**Work to be completed**
Search the material below for the string "name" and list each line that holds it.

(Stored dataset items)
#####

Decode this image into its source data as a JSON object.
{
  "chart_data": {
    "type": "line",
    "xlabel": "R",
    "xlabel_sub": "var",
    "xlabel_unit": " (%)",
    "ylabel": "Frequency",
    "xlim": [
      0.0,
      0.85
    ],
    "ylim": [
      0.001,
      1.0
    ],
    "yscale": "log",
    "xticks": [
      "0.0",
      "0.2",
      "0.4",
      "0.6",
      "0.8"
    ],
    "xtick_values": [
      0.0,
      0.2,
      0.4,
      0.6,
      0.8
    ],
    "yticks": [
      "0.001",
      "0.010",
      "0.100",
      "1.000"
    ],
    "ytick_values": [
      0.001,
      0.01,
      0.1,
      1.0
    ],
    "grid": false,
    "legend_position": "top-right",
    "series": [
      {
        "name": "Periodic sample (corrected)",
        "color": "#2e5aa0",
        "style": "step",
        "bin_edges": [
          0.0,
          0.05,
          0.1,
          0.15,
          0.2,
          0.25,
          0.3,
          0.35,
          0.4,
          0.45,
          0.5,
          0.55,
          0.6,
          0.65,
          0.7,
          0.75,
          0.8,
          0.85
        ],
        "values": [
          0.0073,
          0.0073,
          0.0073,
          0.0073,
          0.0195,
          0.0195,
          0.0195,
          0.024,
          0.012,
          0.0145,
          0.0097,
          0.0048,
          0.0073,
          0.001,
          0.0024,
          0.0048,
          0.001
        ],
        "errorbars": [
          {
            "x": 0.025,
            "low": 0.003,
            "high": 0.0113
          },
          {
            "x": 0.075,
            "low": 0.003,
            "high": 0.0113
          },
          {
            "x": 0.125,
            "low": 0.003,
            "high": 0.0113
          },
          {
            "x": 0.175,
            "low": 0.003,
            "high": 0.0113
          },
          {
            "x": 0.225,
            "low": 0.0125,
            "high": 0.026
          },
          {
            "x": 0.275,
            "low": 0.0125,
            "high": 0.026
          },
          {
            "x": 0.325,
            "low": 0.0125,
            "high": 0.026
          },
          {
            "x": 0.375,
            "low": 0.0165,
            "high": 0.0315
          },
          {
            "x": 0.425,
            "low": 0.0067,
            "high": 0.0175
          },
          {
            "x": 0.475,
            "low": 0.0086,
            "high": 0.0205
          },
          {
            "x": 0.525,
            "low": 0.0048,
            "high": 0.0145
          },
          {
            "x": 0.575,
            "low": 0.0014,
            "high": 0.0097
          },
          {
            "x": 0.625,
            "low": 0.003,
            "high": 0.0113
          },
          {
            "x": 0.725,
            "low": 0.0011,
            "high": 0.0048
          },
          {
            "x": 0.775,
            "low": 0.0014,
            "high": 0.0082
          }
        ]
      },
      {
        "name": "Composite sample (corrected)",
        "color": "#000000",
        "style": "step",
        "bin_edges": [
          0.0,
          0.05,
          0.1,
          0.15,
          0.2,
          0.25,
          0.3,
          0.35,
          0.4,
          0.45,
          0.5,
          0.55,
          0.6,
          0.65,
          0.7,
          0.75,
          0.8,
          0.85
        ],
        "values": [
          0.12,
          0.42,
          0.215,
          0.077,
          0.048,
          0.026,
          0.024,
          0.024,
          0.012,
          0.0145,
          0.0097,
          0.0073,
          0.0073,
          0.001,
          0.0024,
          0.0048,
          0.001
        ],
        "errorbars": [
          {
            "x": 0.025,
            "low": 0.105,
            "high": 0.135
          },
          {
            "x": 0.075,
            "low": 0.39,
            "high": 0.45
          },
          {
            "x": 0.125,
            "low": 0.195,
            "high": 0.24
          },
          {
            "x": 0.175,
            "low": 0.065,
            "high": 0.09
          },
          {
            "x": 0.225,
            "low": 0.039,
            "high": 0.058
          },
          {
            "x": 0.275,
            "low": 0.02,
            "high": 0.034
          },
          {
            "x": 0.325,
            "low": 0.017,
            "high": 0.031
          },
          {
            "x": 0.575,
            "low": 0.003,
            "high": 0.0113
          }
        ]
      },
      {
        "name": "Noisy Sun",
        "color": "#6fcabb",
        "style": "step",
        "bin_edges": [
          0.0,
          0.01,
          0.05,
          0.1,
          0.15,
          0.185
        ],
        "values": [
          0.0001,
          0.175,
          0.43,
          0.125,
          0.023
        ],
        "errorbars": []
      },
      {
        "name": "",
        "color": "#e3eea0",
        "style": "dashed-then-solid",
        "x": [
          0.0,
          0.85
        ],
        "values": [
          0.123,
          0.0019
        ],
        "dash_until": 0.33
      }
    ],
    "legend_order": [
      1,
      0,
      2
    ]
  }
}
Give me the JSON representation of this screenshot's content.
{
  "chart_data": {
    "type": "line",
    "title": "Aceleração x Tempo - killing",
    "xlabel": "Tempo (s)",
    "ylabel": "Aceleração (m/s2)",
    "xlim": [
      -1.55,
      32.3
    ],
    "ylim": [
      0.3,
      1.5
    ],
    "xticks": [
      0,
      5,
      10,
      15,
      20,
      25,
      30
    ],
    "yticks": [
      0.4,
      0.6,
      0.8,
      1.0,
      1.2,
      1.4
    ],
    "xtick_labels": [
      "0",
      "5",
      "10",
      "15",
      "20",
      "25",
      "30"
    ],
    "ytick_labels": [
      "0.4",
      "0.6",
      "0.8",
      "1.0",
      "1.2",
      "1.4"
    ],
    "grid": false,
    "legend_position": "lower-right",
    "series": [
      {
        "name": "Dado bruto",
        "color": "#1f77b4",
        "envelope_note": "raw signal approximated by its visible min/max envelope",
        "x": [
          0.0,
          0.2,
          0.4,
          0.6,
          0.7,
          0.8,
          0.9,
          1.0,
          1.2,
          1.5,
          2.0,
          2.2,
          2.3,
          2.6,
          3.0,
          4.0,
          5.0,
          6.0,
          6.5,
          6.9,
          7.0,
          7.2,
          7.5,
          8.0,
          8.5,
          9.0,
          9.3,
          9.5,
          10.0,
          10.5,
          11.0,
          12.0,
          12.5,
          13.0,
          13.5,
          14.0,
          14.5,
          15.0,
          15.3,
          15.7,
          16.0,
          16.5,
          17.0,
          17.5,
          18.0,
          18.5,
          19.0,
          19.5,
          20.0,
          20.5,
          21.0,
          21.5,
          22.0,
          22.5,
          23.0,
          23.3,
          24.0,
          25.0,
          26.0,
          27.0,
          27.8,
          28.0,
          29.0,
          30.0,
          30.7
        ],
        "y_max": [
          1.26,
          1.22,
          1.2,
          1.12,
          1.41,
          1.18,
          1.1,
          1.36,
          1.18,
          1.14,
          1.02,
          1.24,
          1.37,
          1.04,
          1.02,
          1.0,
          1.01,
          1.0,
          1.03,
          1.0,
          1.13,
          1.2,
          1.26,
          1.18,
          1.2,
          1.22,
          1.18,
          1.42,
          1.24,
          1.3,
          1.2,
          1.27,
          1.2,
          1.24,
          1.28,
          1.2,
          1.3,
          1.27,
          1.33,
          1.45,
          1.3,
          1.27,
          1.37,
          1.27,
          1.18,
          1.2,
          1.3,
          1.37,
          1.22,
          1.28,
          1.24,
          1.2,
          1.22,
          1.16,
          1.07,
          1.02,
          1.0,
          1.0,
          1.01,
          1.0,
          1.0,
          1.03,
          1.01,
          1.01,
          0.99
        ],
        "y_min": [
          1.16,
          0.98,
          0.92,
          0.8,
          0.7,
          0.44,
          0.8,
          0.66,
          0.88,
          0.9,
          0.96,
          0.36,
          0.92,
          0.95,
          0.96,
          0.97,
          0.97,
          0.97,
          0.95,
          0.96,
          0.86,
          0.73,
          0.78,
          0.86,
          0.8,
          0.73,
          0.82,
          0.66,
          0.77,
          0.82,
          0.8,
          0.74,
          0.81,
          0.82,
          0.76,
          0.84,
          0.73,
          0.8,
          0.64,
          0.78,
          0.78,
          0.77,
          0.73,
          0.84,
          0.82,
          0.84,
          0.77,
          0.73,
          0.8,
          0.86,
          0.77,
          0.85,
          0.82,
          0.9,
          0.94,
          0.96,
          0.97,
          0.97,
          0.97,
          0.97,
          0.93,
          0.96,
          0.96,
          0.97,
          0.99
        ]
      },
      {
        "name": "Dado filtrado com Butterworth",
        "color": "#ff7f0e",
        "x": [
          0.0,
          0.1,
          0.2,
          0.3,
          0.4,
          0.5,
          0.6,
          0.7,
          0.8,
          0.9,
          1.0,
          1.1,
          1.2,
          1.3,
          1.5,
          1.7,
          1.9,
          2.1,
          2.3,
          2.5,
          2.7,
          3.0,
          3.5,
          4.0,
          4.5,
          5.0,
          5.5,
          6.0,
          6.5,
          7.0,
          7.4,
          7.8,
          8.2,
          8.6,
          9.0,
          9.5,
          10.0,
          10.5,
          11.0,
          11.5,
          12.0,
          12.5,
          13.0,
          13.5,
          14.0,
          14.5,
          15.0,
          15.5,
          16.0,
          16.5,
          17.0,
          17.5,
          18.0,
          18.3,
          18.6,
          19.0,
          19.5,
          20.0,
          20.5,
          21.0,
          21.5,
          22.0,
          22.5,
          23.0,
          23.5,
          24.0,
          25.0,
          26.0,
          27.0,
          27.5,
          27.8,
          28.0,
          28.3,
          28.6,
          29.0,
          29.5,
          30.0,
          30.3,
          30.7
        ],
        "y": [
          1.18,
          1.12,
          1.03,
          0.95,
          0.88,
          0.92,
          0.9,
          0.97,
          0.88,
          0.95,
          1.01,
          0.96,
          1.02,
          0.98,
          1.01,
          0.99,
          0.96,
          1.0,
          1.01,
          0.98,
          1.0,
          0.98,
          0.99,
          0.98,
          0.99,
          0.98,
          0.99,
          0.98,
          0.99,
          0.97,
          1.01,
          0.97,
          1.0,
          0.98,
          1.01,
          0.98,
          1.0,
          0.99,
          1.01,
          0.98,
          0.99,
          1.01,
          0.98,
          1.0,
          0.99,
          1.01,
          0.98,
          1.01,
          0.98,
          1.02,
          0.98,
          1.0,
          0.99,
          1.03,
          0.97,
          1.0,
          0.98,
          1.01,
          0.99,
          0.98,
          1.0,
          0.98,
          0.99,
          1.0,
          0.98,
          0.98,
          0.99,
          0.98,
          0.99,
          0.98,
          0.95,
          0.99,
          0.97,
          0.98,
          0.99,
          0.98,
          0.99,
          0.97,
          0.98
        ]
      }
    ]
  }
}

#####

**Answer to the exercise**
        "name": "Periodic sample (corrected)",
        "name": "Composite sample (corrected)",
        "name": "Noisy Sun",
        "name": "",
        "name": "Dado bruto",
        "name": "Dado filtrado com Butterworth",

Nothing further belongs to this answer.